- _Task requirements_:
Write out all the data again, exactly as it stands.
******
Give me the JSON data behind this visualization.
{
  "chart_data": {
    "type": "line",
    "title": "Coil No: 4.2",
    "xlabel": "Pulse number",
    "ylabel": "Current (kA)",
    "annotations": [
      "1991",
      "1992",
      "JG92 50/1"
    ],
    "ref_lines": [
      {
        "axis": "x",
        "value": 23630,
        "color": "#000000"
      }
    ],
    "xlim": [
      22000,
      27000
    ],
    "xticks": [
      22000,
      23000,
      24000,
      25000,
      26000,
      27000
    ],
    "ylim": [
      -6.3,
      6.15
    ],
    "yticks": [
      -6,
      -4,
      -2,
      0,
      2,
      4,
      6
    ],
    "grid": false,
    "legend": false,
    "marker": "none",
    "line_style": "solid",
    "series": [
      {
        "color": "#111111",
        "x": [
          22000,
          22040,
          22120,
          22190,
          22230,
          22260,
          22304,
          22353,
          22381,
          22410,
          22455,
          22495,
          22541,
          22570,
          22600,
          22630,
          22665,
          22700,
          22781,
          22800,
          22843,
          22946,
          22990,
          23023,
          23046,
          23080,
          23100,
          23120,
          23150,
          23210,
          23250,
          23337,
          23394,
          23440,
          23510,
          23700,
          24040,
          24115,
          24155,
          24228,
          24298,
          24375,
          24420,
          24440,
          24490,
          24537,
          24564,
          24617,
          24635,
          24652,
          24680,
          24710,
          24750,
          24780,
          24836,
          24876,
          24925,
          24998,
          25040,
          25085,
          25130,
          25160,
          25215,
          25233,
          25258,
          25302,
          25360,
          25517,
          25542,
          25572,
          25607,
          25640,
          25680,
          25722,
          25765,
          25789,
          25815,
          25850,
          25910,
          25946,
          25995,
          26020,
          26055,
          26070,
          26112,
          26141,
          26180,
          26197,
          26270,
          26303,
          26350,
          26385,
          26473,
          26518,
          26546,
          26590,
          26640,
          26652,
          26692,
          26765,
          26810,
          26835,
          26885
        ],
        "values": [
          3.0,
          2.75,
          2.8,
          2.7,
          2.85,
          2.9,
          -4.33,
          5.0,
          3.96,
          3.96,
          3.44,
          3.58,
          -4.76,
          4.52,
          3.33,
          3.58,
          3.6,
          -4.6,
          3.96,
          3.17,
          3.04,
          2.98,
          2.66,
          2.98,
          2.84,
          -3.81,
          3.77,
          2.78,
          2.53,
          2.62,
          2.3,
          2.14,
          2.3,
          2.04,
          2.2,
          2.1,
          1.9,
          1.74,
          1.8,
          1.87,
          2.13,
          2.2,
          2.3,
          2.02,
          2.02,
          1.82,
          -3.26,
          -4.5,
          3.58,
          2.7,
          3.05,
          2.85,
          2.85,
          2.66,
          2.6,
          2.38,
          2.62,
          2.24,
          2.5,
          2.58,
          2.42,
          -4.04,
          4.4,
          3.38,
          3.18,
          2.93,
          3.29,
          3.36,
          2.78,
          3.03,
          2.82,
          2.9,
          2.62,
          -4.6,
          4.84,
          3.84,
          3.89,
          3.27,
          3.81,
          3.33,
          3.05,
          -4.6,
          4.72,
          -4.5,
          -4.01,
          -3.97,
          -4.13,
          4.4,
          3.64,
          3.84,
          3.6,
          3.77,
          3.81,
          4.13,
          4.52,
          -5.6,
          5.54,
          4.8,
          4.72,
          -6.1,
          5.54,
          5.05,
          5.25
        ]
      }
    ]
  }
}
******
- _Reply to the exercise_:
Give me the JSON data behind this visualization.
{
  "chart_data": {
    "type": "line",
    "title": "Coil No: 4.2",
    "xlabel": "Pulse number",
    "ylabel": "Current (kA)",
    "annotations": [
      "1991",
      "1992",
      "JG92 50/1"
    ],
    "ref_lines": [
      {
        "axis": "x",
        "value": 23630,
        "color": "#000000"
      }
    ],
    "xlim": [
      22000,
      27000
    ],
    "xticks": [
      22000,
      23000,
      24000,
      25000,
      26000,
      27000
    ],
    "ylim": [
      -6.3,
      6.15
    ],
    "yticks": [
      -6,
      -4,
      -2,
      0,
      2,
      4,
      6
    ],
    "grid": false,
    "legend": false,
    "marker": "none",
    "line_style": "solid",
    "series": [
      {
        "color": "#111111",
        "x": [
          22000,
          22040,
          22120,
          22190,
          22230,
          22260,
          22304,
          22353,
          22381,
          22410,
          22455,
          22495,
          22541,
          22570,
          22600,
          22630,
          22665,
          22700,
          22781,
          22800,
          22843,
          22946,
          22990,
          23023,
          23046,
          23080,
          23100,
          23120,
          23150,
          23210,
          23250,
          23337,
          23394,
          23440,
          23510,
          23700,
          24040,
          24115,
          24155,
          24228,
          24298,
          24375,
          24420,
          24440,
          24490,
          24537,
          24564,
          24617,
          24635,
          24652,
          24680,
          24710,
          24750,
          24780,
          24836,
          24876,
          24925,
          24998,
          25040,
          25085,
          25130,
          25160,
          25215,
          25233,
          25258,
          25302,
          25360,
          25517,
          25542,
          25572,
          25607,
          25640,
          25680,
          25722,
          25765,
          25789,
          25815,
          25850,
          25910,
          25946,
          25995,
          26020,
          26055,
          26070,
          26112,
          26141,
          26180,
          26197,
          26270,
          26303,
          26350,
          26385,
          26473,
          26518,
          26546,
          26590,
          26640,
          26652,
          26692,
          26765,
          26810,
          26835,
          26885
        ],
        "values": [
          3.0,
          2.75,
          2.8,
          2.7,
          2.85,
          2.9,
          -4.33,
          5.0,
          3.96,
          3.96,
          3.44,
          3.58,
          -4.76,
          4.52,
          3.33,
          3.58,
          3.6,
          -4.6,
          3.96,
          3.17,
          3.04,
          2.98,
          2.66,
          2.98,
          2.84,
          -3.81,
          3.77,
          2.78,
          2.53,
          2.62,
          2.3,
          2.14,
          2.3,
          2.04,
          2.2,
          2.1,
          1.9,
          1.74,
          1.8,
          1.87,
          2.13,
          2.2,
          2.3,
          2.02,
          2.02,
          1.82,
          -3.26,
          -4.5,
          3.58,
          2.7,
          3.05,
          2.85,
          2.85,
          2.66,
          2.6,
          2.38,
          2.62,
          2.24,
          2.5,
          2.58,
          2.42,
          -4.04,
          4.4,
          3.38,
          3.18,
          2.93,
          3.29,
          3.36,
          2.78,
          3.03,
          2.82,
          2.9,
          2.62,
          -4.6,
          4.84,
          3.84,
          3.89,
          3.27,
          3.81,
          3.33,
          3.05,
          -4.6,
          4.72,
          -4.5,
          -4.01,
          -3.97,
          -4.13,
          4.4,
          3.64,
          3.84,
          3.6,
          3.77,
          3.81,
          4.13,
          4.52,
          -5.6,
          5.54,
          4.8,
          4.72,
          -6.1,
          5.54,
          5.05,
          5.25
        ]
      }
    ]
  }
}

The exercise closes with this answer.